**Given exercise:** Locate each line holding the string "them" and copy it.

________

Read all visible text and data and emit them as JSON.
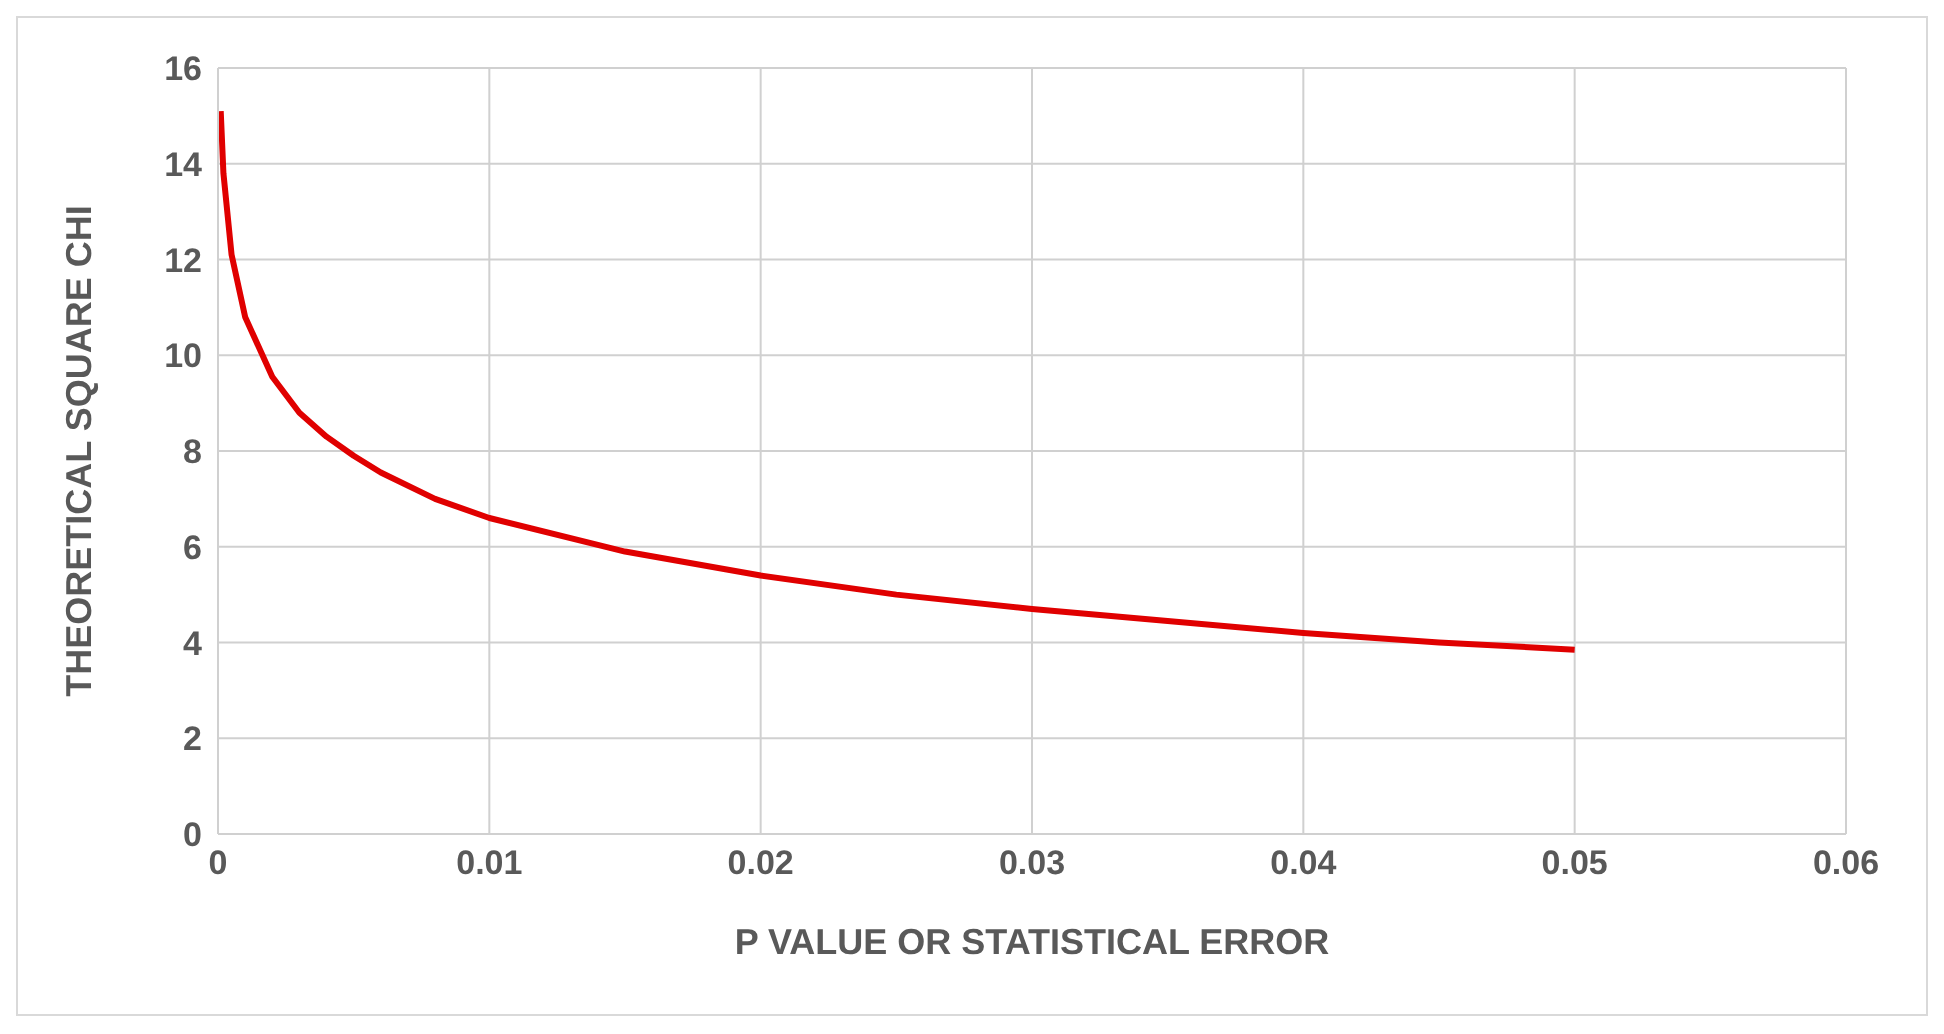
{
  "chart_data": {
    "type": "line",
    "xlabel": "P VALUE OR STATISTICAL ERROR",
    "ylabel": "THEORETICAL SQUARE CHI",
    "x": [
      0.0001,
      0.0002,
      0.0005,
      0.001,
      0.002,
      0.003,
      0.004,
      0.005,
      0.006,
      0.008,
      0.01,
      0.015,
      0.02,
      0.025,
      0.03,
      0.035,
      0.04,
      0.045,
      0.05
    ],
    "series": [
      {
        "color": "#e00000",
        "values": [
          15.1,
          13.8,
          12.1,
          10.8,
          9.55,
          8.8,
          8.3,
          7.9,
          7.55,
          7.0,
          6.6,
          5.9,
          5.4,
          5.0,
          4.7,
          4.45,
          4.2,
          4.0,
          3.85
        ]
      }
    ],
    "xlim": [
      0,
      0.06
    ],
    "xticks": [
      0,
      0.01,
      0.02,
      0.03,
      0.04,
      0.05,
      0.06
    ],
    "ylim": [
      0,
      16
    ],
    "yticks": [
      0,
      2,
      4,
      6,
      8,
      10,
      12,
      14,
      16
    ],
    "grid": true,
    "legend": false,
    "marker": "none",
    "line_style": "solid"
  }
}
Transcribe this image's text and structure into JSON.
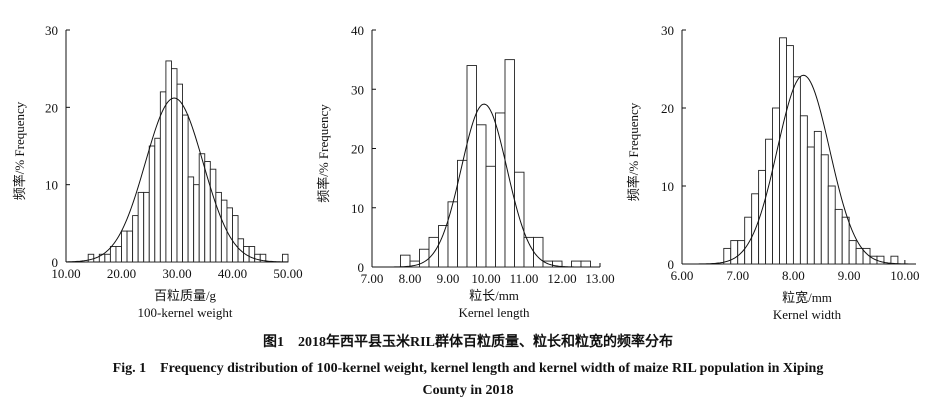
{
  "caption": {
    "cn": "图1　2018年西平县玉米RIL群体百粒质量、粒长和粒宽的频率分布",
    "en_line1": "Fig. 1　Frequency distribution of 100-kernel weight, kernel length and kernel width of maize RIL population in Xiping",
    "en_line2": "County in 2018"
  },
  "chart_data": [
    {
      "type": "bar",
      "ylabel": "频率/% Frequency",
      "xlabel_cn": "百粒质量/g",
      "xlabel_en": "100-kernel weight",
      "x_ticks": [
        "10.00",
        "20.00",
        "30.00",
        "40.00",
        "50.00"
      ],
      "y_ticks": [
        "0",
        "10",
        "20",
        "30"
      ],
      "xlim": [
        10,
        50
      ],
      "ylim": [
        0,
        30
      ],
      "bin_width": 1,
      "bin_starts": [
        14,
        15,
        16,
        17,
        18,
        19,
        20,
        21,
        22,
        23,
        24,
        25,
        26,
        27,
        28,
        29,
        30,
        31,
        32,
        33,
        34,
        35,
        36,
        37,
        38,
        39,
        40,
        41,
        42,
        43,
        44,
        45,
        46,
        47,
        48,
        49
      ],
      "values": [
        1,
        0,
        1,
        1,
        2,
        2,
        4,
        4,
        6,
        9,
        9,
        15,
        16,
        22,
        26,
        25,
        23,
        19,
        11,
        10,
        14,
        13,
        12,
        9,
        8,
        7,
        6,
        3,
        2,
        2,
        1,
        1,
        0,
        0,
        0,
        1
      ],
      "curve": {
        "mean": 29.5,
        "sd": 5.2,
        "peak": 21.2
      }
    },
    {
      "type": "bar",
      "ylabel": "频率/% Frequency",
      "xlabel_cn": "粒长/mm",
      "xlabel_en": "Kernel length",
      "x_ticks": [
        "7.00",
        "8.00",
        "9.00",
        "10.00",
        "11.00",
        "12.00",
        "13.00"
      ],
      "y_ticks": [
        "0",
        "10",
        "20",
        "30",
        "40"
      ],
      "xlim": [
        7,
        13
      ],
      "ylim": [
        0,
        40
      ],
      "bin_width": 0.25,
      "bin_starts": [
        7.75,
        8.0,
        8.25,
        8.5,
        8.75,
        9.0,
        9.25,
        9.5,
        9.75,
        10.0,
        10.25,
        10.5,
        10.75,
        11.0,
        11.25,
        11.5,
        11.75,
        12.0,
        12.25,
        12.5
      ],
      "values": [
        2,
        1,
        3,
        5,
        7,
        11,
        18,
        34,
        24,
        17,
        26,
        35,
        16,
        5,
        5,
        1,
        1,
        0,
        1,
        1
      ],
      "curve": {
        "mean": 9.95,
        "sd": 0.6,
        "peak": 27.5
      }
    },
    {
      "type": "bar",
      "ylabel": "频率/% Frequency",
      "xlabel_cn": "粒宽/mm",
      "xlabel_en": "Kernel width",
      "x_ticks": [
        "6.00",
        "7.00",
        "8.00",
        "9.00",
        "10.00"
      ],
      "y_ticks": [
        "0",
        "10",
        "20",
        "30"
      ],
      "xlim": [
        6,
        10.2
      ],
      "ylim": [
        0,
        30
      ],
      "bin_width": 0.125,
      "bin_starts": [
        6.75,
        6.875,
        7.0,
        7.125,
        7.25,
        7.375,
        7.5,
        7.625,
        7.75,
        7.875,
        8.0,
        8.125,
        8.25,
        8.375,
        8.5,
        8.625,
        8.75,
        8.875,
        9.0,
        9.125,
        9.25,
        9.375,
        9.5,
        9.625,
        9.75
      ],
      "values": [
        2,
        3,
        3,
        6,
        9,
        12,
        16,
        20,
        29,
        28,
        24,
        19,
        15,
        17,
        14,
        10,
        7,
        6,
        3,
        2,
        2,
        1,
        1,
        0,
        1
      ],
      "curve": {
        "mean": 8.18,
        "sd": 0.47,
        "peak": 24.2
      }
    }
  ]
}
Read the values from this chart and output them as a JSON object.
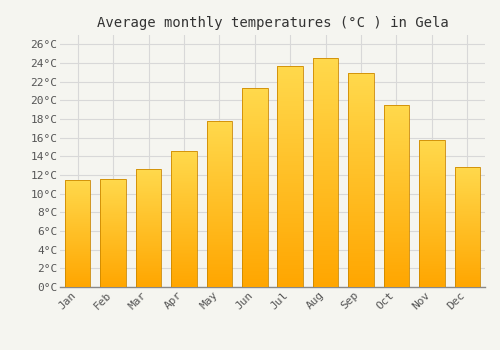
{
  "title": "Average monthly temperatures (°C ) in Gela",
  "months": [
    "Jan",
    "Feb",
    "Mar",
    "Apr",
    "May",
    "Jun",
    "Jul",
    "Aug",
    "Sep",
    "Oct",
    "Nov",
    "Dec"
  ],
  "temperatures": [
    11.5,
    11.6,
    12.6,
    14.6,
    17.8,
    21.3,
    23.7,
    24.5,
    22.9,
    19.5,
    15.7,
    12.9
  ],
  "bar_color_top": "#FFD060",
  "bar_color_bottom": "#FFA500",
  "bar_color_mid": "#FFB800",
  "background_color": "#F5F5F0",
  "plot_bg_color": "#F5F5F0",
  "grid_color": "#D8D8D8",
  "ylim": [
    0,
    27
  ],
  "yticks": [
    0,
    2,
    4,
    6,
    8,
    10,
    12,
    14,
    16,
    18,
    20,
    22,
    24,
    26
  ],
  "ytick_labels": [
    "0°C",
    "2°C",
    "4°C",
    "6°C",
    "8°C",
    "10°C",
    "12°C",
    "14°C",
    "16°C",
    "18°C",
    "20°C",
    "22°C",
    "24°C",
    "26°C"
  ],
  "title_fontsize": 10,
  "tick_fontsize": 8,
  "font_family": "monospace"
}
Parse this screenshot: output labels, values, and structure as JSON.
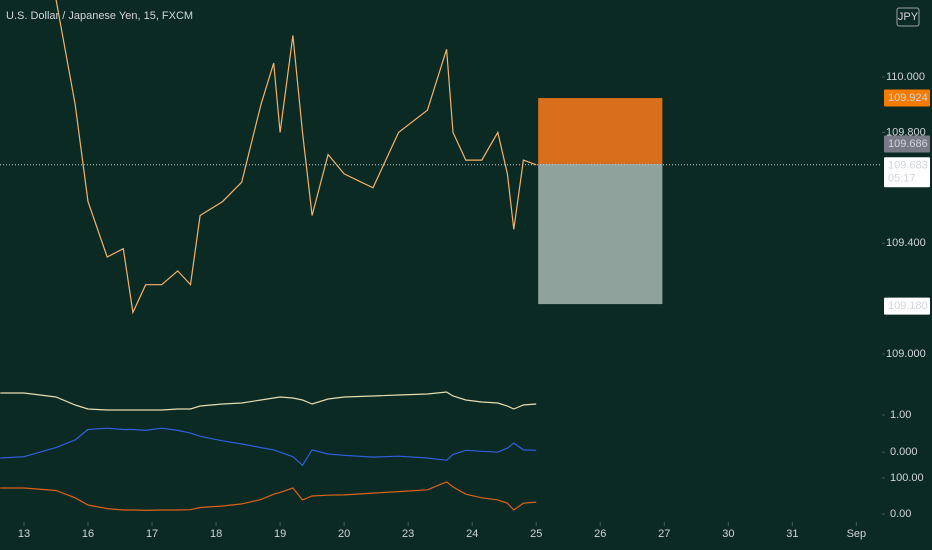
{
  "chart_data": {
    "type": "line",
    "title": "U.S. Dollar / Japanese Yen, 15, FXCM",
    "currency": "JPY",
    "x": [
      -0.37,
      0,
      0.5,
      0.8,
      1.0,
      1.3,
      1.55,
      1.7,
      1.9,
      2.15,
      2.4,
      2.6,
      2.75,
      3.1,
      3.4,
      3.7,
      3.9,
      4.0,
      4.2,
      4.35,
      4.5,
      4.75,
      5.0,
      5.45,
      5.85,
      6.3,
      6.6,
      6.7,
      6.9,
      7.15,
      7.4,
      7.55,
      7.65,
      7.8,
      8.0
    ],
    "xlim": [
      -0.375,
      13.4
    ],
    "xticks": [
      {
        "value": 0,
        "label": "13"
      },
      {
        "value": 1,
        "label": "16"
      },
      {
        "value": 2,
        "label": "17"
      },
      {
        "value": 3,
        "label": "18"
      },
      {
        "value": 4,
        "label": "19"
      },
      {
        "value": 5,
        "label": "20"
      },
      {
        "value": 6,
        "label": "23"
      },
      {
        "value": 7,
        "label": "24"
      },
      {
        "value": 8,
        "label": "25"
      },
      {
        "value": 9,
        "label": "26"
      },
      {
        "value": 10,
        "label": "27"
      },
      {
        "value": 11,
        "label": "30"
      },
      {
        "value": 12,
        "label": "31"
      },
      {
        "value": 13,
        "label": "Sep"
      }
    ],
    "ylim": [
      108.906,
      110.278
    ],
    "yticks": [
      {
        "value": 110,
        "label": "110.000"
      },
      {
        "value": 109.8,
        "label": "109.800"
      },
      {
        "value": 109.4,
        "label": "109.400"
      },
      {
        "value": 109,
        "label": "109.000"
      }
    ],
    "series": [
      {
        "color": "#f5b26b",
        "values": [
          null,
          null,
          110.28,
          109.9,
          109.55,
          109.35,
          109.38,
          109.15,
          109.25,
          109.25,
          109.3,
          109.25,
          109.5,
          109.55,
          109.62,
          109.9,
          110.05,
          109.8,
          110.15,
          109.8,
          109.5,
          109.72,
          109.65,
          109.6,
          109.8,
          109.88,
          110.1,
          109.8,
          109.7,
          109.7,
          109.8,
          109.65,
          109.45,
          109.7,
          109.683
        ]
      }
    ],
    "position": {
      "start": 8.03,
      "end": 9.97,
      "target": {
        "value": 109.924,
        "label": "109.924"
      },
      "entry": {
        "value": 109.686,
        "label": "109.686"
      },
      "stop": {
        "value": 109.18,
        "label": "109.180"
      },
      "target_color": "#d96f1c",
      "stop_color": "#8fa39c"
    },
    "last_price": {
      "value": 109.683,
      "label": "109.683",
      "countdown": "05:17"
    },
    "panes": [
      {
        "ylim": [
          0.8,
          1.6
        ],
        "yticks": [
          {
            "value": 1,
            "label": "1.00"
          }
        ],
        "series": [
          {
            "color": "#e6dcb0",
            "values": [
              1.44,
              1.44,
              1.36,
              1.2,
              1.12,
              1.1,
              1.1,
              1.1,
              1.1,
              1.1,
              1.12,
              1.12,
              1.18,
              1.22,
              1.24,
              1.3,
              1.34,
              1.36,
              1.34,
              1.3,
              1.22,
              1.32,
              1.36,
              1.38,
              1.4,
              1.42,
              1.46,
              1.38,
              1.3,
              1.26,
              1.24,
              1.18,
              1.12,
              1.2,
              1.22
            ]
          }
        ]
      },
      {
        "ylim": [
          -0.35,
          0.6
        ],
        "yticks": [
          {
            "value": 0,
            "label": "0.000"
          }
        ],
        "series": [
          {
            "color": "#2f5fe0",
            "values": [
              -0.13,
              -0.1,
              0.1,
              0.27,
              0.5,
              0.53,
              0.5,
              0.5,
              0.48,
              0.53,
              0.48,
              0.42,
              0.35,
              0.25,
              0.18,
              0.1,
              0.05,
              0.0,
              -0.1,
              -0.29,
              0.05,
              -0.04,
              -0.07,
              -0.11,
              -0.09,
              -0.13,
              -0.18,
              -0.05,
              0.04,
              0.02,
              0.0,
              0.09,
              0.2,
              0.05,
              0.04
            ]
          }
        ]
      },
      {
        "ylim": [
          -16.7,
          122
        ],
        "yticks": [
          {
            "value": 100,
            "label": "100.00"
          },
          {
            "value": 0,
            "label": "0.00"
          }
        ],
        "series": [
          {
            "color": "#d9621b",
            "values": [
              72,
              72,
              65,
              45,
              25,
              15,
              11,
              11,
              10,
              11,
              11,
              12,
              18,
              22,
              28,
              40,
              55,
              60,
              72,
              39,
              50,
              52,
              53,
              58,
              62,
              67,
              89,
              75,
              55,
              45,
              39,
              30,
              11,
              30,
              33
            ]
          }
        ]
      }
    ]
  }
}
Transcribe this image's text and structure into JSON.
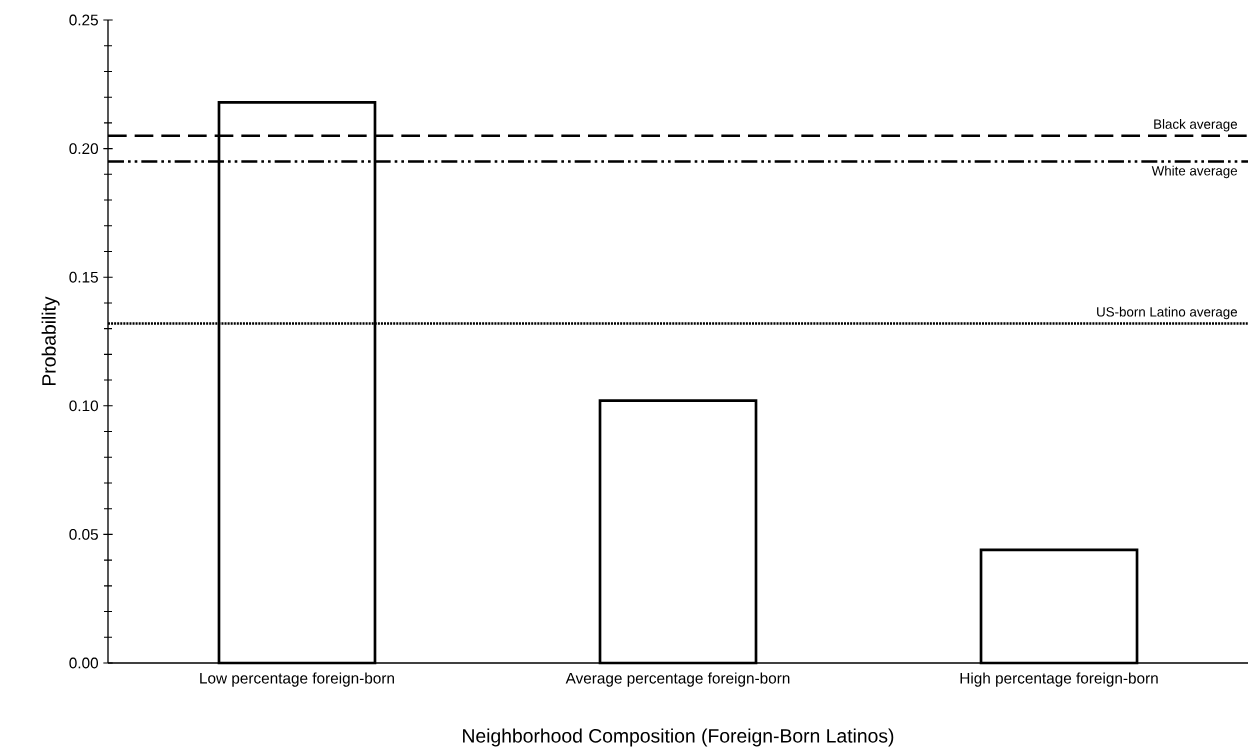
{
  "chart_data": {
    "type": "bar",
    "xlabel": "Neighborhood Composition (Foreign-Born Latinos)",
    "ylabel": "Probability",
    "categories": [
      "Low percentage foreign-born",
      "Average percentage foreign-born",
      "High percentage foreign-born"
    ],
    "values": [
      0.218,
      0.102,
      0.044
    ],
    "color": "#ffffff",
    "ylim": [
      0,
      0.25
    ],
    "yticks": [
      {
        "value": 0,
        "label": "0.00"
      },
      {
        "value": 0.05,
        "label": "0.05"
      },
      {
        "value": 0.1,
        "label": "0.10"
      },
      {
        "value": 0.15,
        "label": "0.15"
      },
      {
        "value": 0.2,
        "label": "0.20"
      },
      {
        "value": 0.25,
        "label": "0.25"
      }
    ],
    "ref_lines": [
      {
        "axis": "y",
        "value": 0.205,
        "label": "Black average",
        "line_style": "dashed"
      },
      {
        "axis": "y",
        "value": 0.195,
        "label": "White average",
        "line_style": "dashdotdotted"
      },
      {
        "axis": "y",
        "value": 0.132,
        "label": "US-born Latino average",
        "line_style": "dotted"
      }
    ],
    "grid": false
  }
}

________

**Task answer:**
Read all visible text and data and emit them as JSON.
Read the values from this chart and output them as a JSON object.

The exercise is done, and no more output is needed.